• Recorded data:
§
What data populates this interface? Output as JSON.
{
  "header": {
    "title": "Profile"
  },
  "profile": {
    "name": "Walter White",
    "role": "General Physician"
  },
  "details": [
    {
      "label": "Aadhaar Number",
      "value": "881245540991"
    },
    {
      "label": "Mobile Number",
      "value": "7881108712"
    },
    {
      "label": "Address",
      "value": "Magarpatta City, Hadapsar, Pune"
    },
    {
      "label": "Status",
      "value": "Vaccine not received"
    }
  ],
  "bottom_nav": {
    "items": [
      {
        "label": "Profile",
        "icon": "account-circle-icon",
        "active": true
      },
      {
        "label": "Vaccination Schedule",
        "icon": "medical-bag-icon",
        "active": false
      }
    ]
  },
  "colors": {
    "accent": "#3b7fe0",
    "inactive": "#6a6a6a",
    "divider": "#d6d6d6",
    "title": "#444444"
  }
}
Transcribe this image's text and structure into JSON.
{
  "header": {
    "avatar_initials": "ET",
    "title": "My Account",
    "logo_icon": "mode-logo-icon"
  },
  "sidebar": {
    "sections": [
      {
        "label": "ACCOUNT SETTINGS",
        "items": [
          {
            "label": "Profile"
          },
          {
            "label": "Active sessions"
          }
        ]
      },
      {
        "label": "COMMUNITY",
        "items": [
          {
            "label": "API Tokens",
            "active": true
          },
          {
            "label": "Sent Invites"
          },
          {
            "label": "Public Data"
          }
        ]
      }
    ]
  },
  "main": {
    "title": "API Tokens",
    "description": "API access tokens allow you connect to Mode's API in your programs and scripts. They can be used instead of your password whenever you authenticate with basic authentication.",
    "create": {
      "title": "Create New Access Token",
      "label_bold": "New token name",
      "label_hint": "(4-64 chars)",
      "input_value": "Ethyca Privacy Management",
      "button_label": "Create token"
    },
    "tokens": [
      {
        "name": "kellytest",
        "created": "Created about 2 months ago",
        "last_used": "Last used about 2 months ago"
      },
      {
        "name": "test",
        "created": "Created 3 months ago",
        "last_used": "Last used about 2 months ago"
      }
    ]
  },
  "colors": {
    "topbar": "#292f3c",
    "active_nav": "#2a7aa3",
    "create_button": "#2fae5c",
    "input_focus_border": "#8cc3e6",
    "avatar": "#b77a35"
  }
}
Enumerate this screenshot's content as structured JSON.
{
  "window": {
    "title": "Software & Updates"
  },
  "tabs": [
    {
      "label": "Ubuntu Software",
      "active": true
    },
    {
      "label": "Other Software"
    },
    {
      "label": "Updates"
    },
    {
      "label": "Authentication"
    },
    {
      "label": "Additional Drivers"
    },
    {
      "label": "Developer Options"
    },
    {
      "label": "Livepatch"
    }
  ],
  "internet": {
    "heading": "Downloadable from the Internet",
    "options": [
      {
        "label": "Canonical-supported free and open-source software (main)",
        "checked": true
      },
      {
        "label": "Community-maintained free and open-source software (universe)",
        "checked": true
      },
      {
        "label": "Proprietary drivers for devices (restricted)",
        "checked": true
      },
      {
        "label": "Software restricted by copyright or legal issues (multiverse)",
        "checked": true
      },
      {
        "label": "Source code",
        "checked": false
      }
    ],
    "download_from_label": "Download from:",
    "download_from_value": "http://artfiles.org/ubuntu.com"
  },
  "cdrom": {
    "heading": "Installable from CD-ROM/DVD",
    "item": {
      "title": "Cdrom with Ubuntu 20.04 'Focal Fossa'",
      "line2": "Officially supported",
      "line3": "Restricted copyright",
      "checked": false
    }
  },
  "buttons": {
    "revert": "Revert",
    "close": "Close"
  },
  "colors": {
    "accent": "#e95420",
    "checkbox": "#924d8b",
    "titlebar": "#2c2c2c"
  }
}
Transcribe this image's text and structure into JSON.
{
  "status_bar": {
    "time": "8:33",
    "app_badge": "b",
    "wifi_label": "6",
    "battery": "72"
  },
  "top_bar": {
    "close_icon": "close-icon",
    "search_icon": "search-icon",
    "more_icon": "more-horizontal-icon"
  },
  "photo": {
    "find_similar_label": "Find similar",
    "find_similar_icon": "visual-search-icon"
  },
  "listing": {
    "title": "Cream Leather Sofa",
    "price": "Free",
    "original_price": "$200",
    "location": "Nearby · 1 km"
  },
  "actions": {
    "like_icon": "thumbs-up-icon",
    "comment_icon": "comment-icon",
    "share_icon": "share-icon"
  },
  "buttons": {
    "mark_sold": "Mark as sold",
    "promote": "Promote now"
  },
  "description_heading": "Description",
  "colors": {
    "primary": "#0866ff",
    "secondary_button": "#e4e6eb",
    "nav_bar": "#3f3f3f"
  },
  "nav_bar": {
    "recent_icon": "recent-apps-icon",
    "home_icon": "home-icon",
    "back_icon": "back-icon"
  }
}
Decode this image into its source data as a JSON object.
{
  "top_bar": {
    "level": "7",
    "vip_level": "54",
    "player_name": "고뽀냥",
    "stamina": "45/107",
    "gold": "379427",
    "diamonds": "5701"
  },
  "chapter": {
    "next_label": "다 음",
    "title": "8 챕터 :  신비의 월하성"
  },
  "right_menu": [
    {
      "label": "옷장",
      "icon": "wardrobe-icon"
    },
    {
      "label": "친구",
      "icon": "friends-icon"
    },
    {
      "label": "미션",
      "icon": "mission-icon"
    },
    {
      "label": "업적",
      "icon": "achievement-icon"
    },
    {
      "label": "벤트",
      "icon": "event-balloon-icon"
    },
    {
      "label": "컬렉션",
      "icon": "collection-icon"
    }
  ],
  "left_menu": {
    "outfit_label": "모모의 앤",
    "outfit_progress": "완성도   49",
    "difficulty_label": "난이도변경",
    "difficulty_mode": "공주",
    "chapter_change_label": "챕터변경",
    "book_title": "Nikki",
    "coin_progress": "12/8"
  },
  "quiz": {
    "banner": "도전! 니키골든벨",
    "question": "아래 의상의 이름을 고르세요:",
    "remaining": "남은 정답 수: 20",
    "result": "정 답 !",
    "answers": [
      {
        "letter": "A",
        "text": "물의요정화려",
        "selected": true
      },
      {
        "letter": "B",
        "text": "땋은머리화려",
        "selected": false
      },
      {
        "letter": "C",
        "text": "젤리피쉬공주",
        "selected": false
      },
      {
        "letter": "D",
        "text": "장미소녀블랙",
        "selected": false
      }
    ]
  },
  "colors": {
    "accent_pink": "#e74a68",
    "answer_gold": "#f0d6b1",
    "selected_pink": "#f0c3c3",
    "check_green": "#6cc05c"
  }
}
§
• Given problem: Return every line above that contains the word "text".

• Correct answer:
Transcribe this image's text and structure into JSON.
Transcribe this image's text and structure into JSON.
        "text": "물의요정화려",
        "text": "땋은머리화려",
        "text": "젤리피쉬공주",
        "text": "장미소녀블랙",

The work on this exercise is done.